§ **Exercise description**
Each line that holds the word "Древесноволокнистые" counts once. Give the total number of such lines and nothing else.

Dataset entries
——————

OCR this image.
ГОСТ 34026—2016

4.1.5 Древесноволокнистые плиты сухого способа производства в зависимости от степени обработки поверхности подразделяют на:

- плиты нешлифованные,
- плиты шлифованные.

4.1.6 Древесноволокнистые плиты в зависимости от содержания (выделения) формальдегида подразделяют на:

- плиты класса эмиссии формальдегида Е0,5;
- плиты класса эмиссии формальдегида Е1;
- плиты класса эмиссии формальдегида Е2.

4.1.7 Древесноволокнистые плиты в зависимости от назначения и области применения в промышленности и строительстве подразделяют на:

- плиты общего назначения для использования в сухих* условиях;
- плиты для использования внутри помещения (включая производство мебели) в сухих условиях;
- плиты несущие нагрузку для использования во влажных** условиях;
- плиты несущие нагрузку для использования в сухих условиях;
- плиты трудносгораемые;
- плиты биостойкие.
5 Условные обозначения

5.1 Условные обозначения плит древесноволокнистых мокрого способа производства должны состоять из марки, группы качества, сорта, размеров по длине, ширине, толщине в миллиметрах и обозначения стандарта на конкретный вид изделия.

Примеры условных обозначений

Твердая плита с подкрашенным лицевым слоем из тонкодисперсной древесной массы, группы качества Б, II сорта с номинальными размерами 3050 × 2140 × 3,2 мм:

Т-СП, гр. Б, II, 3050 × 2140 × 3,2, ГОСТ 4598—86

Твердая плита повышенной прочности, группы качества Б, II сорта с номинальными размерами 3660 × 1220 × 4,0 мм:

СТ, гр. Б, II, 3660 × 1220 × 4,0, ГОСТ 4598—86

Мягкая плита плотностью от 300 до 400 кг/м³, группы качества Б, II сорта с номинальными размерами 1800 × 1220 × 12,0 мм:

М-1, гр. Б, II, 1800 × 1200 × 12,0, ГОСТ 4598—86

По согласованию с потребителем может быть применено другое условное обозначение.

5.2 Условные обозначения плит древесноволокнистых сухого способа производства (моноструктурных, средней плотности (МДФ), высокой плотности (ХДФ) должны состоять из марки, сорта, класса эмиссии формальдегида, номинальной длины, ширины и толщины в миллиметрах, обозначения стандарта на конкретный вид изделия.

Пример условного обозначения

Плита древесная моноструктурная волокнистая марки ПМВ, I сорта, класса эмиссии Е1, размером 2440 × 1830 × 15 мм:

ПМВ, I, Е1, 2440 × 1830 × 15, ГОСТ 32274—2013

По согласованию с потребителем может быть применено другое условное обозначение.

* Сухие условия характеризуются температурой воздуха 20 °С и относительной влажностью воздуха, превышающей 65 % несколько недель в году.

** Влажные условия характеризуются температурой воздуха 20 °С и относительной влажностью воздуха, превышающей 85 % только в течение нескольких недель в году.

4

——————

§ **Exercise solution**
3